Tally up how many lines in the listing below contain the string "date", and give only the total.

[GIVEN RECORDS]
▶
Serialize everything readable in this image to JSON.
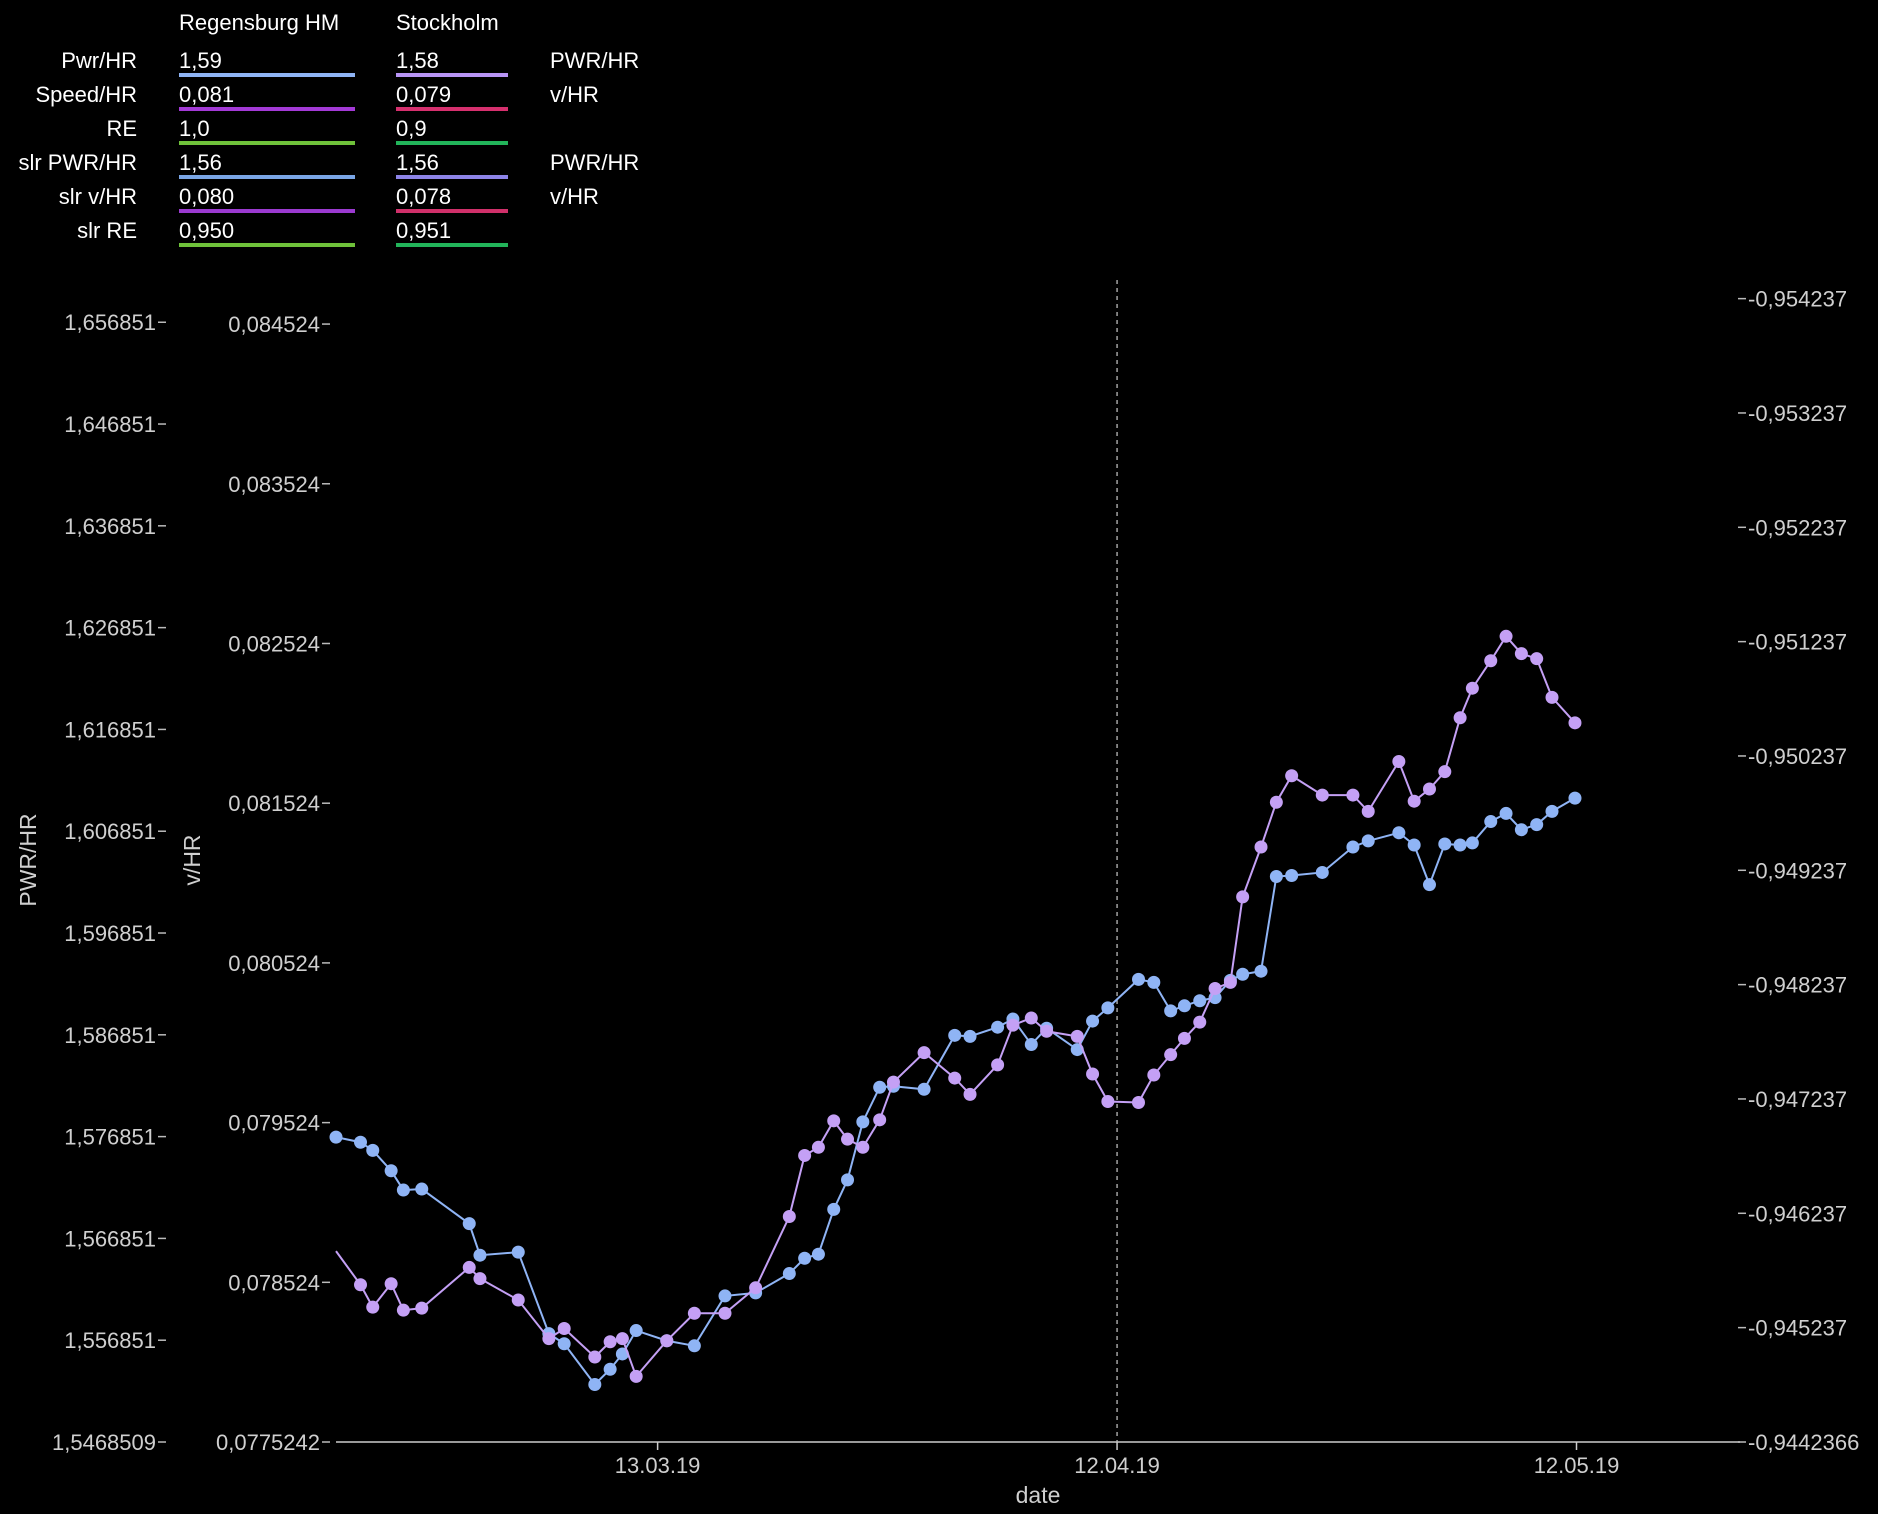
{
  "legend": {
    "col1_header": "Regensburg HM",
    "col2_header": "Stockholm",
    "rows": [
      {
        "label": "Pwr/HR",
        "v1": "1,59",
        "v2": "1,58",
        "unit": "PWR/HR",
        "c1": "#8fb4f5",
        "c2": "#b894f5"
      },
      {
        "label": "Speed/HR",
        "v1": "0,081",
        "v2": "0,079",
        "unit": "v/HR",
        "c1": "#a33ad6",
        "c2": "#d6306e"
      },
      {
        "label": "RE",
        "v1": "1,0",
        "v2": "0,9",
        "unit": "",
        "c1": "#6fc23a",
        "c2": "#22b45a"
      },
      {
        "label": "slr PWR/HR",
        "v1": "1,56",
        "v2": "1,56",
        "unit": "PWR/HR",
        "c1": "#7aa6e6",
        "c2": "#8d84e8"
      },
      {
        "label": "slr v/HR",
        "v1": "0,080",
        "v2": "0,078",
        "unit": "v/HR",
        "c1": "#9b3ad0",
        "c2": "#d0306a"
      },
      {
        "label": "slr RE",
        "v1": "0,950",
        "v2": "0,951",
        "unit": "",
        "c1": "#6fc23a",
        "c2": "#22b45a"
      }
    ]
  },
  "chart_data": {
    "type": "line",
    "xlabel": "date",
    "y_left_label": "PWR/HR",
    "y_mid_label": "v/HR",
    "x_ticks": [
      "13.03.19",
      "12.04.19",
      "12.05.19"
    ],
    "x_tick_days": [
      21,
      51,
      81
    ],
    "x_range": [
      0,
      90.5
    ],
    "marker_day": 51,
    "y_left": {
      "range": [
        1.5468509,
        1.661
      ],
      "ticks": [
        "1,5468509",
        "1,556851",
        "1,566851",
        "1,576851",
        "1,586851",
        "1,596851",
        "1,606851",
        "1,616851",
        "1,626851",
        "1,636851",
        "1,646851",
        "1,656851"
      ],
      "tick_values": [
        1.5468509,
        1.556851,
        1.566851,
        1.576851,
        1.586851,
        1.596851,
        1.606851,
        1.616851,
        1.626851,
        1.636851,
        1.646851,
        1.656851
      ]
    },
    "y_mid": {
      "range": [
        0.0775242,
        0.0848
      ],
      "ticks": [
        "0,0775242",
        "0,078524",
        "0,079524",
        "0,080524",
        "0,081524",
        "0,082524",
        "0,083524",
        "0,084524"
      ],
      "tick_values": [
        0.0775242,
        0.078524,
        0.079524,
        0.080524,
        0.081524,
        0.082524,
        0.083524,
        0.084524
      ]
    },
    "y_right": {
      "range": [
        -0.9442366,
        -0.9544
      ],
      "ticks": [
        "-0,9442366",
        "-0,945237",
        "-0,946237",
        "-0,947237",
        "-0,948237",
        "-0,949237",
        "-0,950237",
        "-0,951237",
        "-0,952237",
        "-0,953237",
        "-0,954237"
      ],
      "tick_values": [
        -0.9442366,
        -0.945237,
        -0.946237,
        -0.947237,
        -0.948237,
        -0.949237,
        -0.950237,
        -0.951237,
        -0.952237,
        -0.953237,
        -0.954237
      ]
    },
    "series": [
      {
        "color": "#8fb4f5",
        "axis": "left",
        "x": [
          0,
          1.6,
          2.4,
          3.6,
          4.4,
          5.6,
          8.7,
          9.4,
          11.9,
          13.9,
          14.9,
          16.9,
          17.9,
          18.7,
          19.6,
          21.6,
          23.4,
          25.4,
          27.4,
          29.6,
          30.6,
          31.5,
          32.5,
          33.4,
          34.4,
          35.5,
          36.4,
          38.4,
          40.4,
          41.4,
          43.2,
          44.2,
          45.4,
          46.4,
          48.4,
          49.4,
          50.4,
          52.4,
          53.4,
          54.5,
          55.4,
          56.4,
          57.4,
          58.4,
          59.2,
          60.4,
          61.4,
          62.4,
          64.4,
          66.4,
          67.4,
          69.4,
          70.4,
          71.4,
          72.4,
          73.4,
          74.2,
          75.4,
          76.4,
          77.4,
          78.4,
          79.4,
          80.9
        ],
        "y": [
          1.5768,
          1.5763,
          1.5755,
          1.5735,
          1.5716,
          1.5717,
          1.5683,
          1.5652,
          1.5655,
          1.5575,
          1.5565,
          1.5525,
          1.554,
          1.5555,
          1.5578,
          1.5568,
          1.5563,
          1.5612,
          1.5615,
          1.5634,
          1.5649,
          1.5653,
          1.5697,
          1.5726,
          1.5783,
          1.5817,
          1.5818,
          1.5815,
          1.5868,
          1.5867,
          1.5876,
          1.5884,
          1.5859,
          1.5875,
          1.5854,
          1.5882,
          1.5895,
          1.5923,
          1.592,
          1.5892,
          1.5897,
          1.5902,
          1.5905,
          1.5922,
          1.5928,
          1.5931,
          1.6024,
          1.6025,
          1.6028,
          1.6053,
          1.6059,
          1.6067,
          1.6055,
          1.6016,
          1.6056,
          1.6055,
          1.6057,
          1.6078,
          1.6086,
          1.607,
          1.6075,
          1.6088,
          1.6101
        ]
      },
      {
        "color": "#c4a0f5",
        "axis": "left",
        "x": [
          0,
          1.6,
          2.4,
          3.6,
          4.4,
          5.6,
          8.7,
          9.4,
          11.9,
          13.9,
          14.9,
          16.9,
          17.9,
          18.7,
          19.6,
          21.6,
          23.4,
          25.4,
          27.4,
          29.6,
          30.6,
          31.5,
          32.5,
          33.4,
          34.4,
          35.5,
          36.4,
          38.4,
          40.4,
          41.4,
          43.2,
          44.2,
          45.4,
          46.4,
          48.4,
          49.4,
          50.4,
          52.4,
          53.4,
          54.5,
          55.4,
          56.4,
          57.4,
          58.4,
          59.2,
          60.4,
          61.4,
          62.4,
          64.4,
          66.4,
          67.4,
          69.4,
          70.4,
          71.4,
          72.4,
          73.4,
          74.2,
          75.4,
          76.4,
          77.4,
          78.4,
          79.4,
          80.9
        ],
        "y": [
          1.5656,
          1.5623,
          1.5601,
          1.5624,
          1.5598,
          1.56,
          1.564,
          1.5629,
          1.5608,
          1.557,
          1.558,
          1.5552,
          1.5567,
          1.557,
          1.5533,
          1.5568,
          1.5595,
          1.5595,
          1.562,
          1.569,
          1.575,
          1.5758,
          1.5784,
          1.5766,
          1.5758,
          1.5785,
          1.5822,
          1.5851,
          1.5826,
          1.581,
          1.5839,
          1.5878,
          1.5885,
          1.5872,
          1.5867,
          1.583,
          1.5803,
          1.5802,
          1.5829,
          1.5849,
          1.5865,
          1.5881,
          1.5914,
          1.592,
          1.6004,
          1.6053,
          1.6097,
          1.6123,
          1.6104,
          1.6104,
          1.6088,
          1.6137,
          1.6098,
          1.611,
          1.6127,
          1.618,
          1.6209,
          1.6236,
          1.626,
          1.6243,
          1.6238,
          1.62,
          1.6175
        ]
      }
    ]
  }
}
◀
▶
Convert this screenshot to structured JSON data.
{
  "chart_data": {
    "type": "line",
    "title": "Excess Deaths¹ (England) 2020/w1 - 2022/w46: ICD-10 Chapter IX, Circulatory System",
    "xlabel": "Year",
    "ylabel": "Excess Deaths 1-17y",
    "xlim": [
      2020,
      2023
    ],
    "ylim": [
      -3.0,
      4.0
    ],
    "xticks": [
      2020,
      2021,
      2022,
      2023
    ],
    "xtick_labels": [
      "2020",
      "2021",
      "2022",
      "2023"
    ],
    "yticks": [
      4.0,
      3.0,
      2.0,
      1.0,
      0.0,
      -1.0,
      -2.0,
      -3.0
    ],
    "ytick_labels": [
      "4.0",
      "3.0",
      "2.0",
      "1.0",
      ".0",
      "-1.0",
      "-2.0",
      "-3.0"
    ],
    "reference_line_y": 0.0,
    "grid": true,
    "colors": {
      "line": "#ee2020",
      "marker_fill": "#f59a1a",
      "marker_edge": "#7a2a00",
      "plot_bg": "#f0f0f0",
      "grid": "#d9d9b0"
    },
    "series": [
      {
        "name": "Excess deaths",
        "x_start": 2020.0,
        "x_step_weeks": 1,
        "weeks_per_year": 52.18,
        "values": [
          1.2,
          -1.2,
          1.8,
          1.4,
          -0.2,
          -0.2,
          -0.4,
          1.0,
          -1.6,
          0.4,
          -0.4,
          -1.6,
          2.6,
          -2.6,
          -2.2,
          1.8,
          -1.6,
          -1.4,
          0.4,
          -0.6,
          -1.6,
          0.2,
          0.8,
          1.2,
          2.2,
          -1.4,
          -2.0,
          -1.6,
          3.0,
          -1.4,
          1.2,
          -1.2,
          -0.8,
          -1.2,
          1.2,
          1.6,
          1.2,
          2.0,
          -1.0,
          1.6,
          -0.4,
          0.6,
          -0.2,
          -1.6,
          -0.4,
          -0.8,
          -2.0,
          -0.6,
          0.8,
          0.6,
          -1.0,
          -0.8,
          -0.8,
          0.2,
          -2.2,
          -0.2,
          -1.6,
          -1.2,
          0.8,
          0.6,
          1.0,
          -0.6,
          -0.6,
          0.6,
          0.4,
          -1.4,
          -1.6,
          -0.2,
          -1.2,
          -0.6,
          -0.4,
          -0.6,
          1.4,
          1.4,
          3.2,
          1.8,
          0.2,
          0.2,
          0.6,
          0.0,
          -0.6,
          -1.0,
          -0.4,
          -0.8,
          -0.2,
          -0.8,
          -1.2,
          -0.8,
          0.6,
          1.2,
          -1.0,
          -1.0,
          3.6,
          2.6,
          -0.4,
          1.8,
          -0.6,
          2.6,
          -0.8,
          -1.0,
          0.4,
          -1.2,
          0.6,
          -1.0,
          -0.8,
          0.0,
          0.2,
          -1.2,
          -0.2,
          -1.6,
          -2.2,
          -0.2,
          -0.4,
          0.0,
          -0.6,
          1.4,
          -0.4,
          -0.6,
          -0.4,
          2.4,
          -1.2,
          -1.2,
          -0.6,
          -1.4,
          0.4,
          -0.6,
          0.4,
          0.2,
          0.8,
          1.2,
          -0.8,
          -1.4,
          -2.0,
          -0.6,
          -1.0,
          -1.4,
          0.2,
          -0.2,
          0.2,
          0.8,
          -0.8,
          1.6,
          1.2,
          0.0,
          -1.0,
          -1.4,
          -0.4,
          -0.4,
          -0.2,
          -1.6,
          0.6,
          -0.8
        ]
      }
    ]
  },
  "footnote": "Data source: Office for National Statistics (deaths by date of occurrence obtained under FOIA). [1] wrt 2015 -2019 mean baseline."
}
◀
[ANSWER TO THE PROBLEM]
2